Provided text:
»»

436. Coxsackievirus A21 Has Potent Oncolytic Activity in Multiple Myeloma

Abstract

The Enterovirus, Coxsackievirus A21 (CVA21) has been shown to have a significant oncolytic effect on melanoma tumors grown in mice (Shafren et al. Clin Cancer Res, 2004). CVA21 binds to decay-accelerating factor (DAF) and requires a second receptor intercellular adhesion molecule 1 (ICAM-1) for entry into cells. We wanted to explore the effect of CVA21 on multiple myeloma cell lines and xenografts. CVA21 was propagated and titered on H1-HeLa cells. FACScan analysis was performed with human multiple myeloma cell lines (KAS6/1, MM1, JJN-3, ARH-77). All the cell lines tested were found to express surface receptors for both DAF and ICAM-1, making them viable candidates for CVA21 infection. We continued with in vitro studies and found cell lines that were incubated with decreasing amounts of CVA21, showed rapid cytopathic effect in doses as low as MOI = 0.0014 for three of the cell lines tested (dose for CPE with JJN-3 was MOI = 0.028). With in vivo studies in SCID mice bearing human myeloma xenografts, tumors quickly and completely responded to CVA21 (both IV and IT administration). However, as promptly as the tumors regressed the mice became sick with hind-limb paralysis and quickly died. Pathology reports showed complete ablation of all tumor tissue but also signs of widespread myositis in muscle tissues. CVA21 virus was recovered from muscle biopsies but there was no evidence of CNS infection. Toxicity was observed in tumor bearing animals with a CVA21 dose as low as 560 TCID50. In an attempt to ameliorate the myositis, adenoviruses coding for mouse IFN-|[alpha]| was administered prior to CVA21 therapy. Blood levels of IFN-|[alpha]| were measured by ELISA and were 1500-3000 pg/ml compared to 150 pg/ml in untreated control mice. However, there was little impact on tumor response or survival. CVA21 is a promising anti-myeloma agent but its associated toxicity in SCID mice is a major concern. Potential solutions to this problem are currently under investigation.

««

Data excerpts:
»»

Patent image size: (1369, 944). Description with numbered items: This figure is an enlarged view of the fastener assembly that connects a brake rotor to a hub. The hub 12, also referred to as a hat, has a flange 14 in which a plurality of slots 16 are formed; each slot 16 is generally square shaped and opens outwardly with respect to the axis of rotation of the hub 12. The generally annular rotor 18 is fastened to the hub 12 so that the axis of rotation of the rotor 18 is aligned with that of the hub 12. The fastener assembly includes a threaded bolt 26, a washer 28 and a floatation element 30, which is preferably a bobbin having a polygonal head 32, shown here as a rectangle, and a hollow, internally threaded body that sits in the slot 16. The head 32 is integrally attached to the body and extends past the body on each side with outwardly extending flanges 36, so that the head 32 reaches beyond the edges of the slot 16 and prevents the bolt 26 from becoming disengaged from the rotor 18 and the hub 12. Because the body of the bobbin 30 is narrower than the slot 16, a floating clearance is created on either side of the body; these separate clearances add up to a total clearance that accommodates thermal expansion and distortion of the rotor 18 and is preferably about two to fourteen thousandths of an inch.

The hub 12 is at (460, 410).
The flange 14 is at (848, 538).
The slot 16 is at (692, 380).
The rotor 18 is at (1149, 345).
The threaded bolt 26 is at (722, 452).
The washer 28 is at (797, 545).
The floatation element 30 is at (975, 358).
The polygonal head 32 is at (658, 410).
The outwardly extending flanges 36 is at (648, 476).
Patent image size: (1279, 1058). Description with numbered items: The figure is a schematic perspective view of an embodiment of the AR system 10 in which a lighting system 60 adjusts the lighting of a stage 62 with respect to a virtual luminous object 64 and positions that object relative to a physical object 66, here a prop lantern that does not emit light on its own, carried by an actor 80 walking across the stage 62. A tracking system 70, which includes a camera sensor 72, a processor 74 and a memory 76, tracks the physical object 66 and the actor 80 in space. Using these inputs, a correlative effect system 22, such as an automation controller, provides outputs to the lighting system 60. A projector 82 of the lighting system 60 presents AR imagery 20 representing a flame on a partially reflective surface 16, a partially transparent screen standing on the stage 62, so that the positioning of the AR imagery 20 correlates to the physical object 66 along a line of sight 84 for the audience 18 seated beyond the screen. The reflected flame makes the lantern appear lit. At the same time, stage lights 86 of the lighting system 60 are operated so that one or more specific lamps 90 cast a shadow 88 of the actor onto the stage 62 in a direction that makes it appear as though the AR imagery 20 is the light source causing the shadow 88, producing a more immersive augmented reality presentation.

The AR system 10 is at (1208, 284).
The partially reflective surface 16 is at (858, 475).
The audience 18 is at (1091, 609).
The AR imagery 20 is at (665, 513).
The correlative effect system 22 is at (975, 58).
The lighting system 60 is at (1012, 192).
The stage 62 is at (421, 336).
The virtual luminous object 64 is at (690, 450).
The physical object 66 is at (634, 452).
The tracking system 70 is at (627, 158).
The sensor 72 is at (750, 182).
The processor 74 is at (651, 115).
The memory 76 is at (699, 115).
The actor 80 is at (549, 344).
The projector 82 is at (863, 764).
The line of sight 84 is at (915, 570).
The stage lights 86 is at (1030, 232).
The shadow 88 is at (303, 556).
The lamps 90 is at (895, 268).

««

Task:
According to the coxsackievirus abstract, which second receptor does CVA21 require to enter cells?

Answer box:
Intercellular adhesion molecule 1 (ICAM-1).